## Problem
Extract each line from the entries below that has the string "Zoom" in it.

## Data shown

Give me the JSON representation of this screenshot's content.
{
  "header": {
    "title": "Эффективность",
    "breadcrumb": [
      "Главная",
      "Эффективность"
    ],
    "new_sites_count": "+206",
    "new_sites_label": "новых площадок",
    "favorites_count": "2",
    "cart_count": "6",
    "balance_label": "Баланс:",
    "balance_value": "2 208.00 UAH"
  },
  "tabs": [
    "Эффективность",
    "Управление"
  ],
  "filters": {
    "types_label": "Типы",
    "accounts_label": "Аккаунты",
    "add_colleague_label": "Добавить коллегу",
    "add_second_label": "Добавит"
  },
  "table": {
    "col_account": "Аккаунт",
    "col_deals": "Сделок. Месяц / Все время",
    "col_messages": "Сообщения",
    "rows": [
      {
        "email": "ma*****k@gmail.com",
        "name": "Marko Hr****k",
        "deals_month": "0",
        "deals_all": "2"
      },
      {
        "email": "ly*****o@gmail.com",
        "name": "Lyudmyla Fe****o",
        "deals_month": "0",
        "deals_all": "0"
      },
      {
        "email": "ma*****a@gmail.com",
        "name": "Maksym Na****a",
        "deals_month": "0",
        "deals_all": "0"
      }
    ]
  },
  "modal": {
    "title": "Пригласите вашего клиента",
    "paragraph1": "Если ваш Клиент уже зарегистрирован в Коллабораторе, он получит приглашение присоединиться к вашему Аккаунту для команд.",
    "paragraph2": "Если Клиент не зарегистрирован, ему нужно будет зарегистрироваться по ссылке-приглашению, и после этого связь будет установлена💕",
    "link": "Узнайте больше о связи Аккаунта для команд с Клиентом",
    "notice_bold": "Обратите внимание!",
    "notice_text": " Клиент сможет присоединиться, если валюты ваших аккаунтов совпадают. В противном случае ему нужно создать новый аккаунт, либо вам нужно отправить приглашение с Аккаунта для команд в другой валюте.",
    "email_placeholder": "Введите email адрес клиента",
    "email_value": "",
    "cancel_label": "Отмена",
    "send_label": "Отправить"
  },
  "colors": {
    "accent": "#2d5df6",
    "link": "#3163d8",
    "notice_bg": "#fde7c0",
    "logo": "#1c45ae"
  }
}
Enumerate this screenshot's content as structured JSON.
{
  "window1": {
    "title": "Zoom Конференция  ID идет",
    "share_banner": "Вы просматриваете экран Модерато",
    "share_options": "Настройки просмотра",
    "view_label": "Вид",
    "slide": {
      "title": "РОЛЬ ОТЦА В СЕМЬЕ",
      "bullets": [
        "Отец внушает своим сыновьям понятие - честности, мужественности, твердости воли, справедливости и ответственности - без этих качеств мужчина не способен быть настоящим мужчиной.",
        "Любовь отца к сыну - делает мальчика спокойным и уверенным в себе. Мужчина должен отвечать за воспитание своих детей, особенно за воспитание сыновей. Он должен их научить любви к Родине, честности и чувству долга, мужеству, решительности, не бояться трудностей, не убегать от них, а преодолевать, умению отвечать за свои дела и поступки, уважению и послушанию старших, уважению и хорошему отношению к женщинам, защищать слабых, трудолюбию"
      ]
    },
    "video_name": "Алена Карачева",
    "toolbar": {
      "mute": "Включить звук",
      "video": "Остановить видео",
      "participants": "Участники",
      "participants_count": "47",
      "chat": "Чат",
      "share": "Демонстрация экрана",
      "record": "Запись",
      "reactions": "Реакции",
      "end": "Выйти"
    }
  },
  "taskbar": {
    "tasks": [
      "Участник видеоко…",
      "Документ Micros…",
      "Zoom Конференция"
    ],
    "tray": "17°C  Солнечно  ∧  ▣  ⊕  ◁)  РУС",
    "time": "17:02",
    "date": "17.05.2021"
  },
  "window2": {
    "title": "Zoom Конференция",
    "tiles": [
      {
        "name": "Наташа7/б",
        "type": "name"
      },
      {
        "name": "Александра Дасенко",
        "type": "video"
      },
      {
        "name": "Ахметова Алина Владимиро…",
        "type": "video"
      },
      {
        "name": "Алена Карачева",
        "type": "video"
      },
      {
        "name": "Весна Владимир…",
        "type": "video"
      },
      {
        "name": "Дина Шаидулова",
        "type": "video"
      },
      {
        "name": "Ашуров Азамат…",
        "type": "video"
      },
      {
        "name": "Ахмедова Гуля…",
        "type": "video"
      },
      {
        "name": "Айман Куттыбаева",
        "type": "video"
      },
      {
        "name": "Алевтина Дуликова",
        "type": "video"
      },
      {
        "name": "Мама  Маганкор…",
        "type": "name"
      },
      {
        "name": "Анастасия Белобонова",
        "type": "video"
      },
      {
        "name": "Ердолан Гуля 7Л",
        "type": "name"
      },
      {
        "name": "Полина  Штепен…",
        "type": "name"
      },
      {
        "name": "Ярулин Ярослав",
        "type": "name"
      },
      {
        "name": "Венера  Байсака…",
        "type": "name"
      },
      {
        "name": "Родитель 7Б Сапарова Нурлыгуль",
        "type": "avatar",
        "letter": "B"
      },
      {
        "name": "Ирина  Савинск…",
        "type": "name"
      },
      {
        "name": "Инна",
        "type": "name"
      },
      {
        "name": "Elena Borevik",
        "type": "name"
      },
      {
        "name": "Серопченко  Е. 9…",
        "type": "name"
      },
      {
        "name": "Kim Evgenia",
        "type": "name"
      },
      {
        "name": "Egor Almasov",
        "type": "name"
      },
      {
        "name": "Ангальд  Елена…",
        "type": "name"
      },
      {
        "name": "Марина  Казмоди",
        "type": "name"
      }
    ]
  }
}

## Solution for this task
    "title": "Zoom Конференция  ID идет",
      "Zoom Конференция"
    "title": "Zoom Конференция",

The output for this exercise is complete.